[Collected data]
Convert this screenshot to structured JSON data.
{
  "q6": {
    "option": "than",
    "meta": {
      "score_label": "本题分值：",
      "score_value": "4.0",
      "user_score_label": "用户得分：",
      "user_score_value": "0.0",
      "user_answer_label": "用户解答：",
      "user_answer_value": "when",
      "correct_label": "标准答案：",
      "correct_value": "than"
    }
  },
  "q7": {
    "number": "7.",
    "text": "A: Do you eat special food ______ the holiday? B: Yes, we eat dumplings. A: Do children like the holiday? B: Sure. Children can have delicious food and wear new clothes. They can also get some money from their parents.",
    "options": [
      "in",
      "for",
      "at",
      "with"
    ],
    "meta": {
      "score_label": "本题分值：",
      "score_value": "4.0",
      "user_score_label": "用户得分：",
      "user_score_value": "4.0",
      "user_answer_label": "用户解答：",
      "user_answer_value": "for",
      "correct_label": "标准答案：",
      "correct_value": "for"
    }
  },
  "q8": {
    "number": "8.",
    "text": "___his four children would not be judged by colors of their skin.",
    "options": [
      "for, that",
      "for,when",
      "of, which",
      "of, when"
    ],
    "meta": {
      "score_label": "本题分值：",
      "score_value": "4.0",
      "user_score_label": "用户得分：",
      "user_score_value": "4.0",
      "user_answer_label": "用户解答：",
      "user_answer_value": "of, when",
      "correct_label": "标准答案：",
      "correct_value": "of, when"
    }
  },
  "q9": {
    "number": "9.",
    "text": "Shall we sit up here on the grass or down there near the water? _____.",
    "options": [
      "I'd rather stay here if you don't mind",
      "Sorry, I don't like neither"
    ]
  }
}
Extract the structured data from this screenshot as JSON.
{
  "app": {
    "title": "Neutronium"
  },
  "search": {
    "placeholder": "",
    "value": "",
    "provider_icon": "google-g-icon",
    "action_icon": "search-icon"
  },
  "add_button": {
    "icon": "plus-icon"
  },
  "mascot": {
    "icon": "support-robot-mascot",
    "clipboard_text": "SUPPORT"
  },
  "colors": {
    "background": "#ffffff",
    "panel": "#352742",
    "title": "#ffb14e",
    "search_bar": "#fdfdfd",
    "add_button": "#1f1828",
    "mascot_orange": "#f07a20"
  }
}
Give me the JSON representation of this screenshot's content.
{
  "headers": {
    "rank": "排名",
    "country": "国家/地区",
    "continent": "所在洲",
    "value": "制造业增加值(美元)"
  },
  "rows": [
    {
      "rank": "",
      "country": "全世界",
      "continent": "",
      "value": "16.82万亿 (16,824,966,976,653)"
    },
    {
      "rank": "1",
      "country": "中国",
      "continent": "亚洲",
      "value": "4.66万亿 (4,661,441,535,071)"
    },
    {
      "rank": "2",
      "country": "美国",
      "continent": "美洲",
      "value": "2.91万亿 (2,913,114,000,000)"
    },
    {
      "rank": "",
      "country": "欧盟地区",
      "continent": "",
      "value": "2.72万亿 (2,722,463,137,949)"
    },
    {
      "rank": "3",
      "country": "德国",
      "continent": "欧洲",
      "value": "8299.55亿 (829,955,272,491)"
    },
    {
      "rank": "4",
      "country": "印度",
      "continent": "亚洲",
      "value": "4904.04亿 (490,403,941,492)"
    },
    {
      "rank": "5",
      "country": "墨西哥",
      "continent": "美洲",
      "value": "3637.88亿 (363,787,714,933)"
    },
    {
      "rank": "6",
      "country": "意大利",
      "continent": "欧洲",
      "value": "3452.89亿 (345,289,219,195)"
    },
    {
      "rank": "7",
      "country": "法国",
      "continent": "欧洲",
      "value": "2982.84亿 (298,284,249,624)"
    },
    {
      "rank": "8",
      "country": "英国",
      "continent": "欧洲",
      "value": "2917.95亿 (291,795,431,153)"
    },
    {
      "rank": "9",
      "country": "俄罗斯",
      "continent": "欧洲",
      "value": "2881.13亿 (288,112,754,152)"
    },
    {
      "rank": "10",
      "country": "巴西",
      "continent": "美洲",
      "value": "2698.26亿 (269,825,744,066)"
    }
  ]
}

-- What you have to do --
Reproduce the lines of the entries above exactly, but only from the line containing "Give me the" through the final line.

-- Solved problem --
Give me the JSON representation of this screenshot's content.
{
  "headers": {
    "rank": "排名",
    "country": "国家/地区",
    "continent": "所在洲",
    "value": "制造业增加值(美元)"
  },
  "rows": [
    {
      "rank": "",
      "country": "全世界",
      "continent": "",
      "value": "16.82万亿 (16,824,966,976,653)"
    },
    {
      "rank": "1",
      "country": "中国",
      "continent": "亚洲",
      "value": "4.66万亿 (4,661,441,535,071)"
    },
    {
      "rank": "2",
      "country": "美国",
      "continent": "美洲",
      "value": "2.91万亿 (2,913,114,000,000)"
    },
    {
      "rank": "",
      "country": "欧盟地区",
      "continent": "",
      "value": "2.72万亿 (2,722,463,137,949)"
    },
    {
      "rank": "3",
      "country": "德国",
      "continent": "欧洲",
      "value": "8299.55亿 (829,955,272,491)"
    },
    {
      "rank": "4",
      "country": "印度",
      "continent": "亚洲",
      "value": "4904.04亿 (490,403,941,492)"
    },
    {
      "rank": "5",
      "country": "墨西哥",
      "continent": "美洲",
      "value": "3637.88亿 (363,787,714,933)"
    },
    {
      "rank": "6",
      "country": "意大利",
      "continent": "欧洲",
      "value": "3452.89亿 (345,289,219,195)"
    },
    {
      "rank": "7",
      "country": "法国",
      "continent": "欧洲",
      "value": "2982.84亿 (298,284,249,624)"
    },
    {
      "rank": "8",
      "country": "英国",
      "continent": "欧洲",
      "value": "2917.95亿 (291,795,431,153)"
    },
    {
      "rank": "9",
      "country": "俄罗斯",
      "continent": "欧洲",
      "value": "2881.13亿 (288,112,754,152)"
    },
    {
      "rank": "10",
      "country": "巴西",
      "continent": "美洲",
      "value": "2698.26亿 (269,825,744,066)"
    }
  ]
}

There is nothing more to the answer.